Transcribe the full listing exactly, and drop every picture.

* * *

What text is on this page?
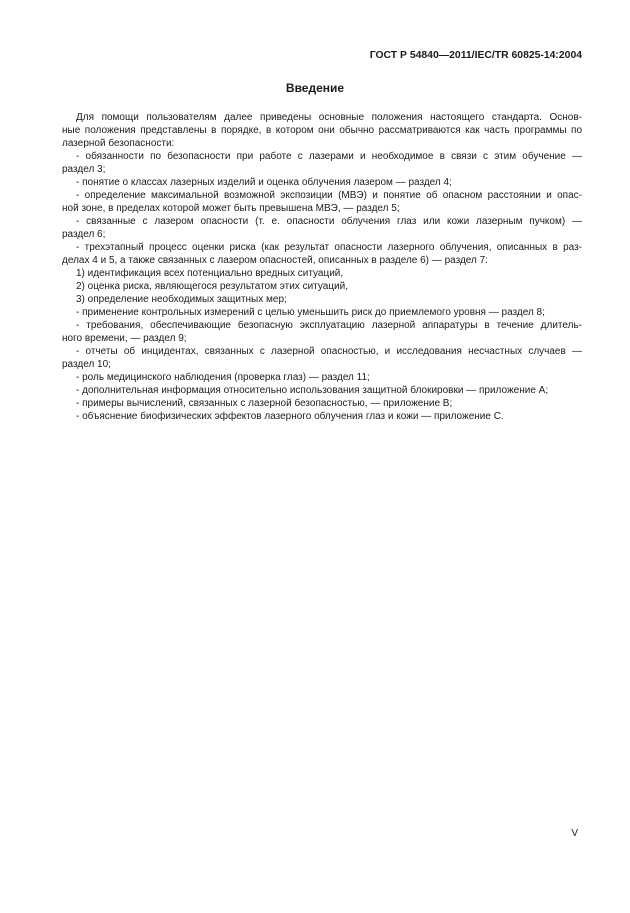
ГОСТ Р 54840—2011/IEC/TR 60825-14:2004
Введение
Для помощи пользователям далее приведены основные положения настоящего стандарта. Основ-
ные положения представлены в порядке, в котором они обычно рассматриваются как часть программы по
лазерной безопасности:
- обязанности по безопасности при работе с лазерами и необходимое в связи с этим обучение —
раздел 3;
- понятие о классах лазерных изделий и оценка облучения лазером — раздел 4;
- определение максимальной возможной экспозиции (МВЭ) и понятие об опасном расстоянии и опас-
ной зоне, в пределах которой может быть превышена МВЭ, — раздел 5;
- связанные с лазером опасности (т. е. опасности облучения глаз или кожи лазерным пучком) —
раздел 6;
- трехэтапный процесс оценки риска (как результат опасности лазерного облучения, описанных в раз-
делах 4 и 5, а также связанных с лазером опасностей, описанных в разделе 6) — раздел 7:
1) идентификация всех потенциально вредных ситуаций,
2) оценка риска, являющегося результатом этих ситуаций,
3) определение необходимых защитных мер;
- применение контрольных измерений с целью уменьшить риск до приемлемого уровня — раздел 8;
- требования, обеспечивающие безопасную эксплуатацию лазерной аппаратуры в течение длитель-
ного времени, — раздел 9;
- отчеты об инцидентах, связанных с лазерной опасностью, и исследования несчастных случаев —
раздел 10;
- роль медицинского наблюдения (проверка глаз) — раздел 11;
- дополнительная информация относительно использования защитной блокировки — приложение А;
- примеры вычислений, связанных с лазерной безопасностью, — приложение В;
- объяснение биофизических эффектов лазерного облучения глаз и кожи — приложение С.
V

* * *

Right answer
What text is on this page?
ГОСТ Р 54840—2011/IEC/TR 60825-14:2004
Введение
Для помощи пользователям далее приведены основные положения настоящего стандарта. Основ-
ные положения представлены в порядке, в котором они обычно рассматриваются как часть программы по
лазерной безопасности:
- обязанности по безопасности при работе с лазерами и необходимое в связи с этим обучение —
раздел 3;
- понятие о классах лазерных изделий и оценка облучения лазером — раздел 4;
- определение максимальной возможной экспозиции (МВЭ) и понятие об опасном расстоянии и опас-
ной зоне, в пределах которой может быть превышена МВЭ, — раздел 5;
- связанные с лазером опасности (т. е. опасности облучения глаз или кожи лазерным пучком) —
раздел 6;
- трехэтапный процесс оценки риска (как результат опасности лазерного облучения, описанных в раз-
делах 4 и 5, а также связанных с лазером опасностей, описанных в разделе 6) — раздел 7:
1) идентификация всех потенциально вредных ситуаций,
2) оценка риска, являющегося результатом этих ситуаций,
3) определение необходимых защитных мер;
- применение контрольных измерений с целью уменьшить риск до приемлемого уровня — раздел 8;
- требования, обеспечивающие безопасную эксплуатацию лазерной аппаратуры в течение длитель-
ного времени, — раздел 9;
- отчеты об инцидентах, связанных с лазерной опасностью, и исследования несчастных случаев —
раздел 10;
- роль медицинского наблюдения (проверка глаз) — раздел 11;
- дополнительная информация относительно использования защитной блокировки — приложение А;
- примеры вычислений, связанных с лазерной безопасностью, — приложение В;
- объяснение биофизических эффектов лазерного облучения глаз и кожи — приложение С.
V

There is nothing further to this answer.